What you are asked to do:
Output every line of the data exactly as it appears.

■ ■ ■ ■ ■

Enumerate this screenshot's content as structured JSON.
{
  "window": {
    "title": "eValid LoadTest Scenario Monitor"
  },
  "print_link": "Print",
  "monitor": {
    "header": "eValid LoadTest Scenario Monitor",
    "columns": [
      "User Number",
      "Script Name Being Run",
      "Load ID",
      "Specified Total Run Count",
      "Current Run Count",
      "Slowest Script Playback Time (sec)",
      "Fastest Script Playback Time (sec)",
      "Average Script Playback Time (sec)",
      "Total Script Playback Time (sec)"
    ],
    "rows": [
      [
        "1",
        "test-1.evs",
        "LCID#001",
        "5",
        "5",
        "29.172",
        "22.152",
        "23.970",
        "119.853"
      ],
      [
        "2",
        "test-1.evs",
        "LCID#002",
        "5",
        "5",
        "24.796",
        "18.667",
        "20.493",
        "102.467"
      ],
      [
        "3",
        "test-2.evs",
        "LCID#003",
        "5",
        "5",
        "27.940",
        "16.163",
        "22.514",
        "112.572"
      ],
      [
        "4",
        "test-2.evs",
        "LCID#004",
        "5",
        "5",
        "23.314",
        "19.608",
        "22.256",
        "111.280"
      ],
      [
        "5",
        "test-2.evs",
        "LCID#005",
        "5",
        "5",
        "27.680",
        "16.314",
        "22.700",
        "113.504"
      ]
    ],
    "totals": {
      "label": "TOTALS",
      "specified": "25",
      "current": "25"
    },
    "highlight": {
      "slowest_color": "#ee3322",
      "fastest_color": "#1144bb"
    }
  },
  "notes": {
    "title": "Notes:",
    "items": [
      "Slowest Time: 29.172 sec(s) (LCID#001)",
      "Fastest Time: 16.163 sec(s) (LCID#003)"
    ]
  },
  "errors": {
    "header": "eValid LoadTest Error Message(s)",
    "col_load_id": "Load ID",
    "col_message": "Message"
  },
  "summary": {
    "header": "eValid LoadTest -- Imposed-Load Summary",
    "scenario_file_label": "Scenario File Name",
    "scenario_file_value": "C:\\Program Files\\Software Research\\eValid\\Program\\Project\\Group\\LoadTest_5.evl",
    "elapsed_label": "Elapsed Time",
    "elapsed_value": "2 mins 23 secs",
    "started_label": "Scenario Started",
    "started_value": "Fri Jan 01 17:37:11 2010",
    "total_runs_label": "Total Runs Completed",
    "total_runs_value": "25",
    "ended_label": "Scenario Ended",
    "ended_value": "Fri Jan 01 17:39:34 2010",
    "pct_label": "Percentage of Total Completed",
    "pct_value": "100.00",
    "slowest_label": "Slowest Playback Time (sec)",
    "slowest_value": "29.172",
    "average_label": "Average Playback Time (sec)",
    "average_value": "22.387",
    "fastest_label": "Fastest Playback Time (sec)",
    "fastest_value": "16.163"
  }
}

■ ■ ■ ■ ■

Problem solution:
Enumerate this screenshot's content as structured JSON.
{
  "window": {
    "title": "eValid LoadTest Scenario Monitor"
  },
  "print_link": "Print",
  "monitor": {
    "header": "eValid LoadTest Scenario Monitor",
    "columns": [
      "User Number",
      "Script Name Being Run",
      "Load ID",
      "Specified Total Run Count",
      "Current Run Count",
      "Slowest Script Playback Time (sec)",
      "Fastest Script Playback Time (sec)",
      "Average Script Playback Time (sec)",
      "Total Script Playback Time (sec)"
    ],
    "rows": [
      [
        "1",
        "test-1.evs",
        "LCID#001",
        "5",
        "5",
        "29.172",
        "22.152",
        "23.970",
        "119.853"
      ],
      [
        "2",
        "test-1.evs",
        "LCID#002",
        "5",
        "5",
        "24.796",
        "18.667",
        "20.493",
        "102.467"
      ],
      [
        "3",
        "test-2.evs",
        "LCID#003",
        "5",
        "5",
        "27.940",
        "16.163",
        "22.514",
        "112.572"
      ],
      [
        "4",
        "test-2.evs",
        "LCID#004",
        "5",
        "5",
        "23.314",
        "19.608",
        "22.256",
        "111.280"
      ],
      [
        "5",
        "test-2.evs",
        "LCID#005",
        "5",
        "5",
        "27.680",
        "16.314",
        "22.700",
        "113.504"
      ]
    ],
    "totals": {
      "label": "TOTALS",
      "specified": "25",
      "current": "25"
    },
    "highlight": {
      "slowest_color": "#ee3322",
      "fastest_color": "#1144bb"
    }
  },
  "notes": {
    "title": "Notes:",
    "items": [
      "Slowest Time: 29.172 sec(s) (LCID#001)",
      "Fastest Time: 16.163 sec(s) (LCID#003)"
    ]
  },
  "errors": {
    "header": "eValid LoadTest Error Message(s)",
    "col_load_id": "Load ID",
    "col_message": "Message"
  },
  "summary": {
    "header": "eValid LoadTest -- Imposed-Load Summary",
    "scenario_file_label": "Scenario File Name",
    "scenario_file_value": "C:\\Program Files\\Software Research\\eValid\\Program\\Project\\Group\\LoadTest_5.evl",
    "elapsed_label": "Elapsed Time",
    "elapsed_value": "2 mins 23 secs",
    "started_label": "Scenario Started",
    "started_value": "Fri Jan 01 17:37:11 2010",
    "total_runs_label": "Total Runs Completed",
    "total_runs_value": "25",
    "ended_label": "Scenario Ended",
    "ended_value": "Fri Jan 01 17:39:34 2010",
    "pct_label": "Percentage of Total Completed",
    "pct_value": "100.00",
    "slowest_label": "Slowest Playback Time (sec)",
    "slowest_value": "29.172",
    "average_label": "Average Playback Time (sec)",
    "average_value": "22.387",
    "fastest_label": "Fastest Playback Time (sec)",
    "fastest_value": "16.163"
  }
}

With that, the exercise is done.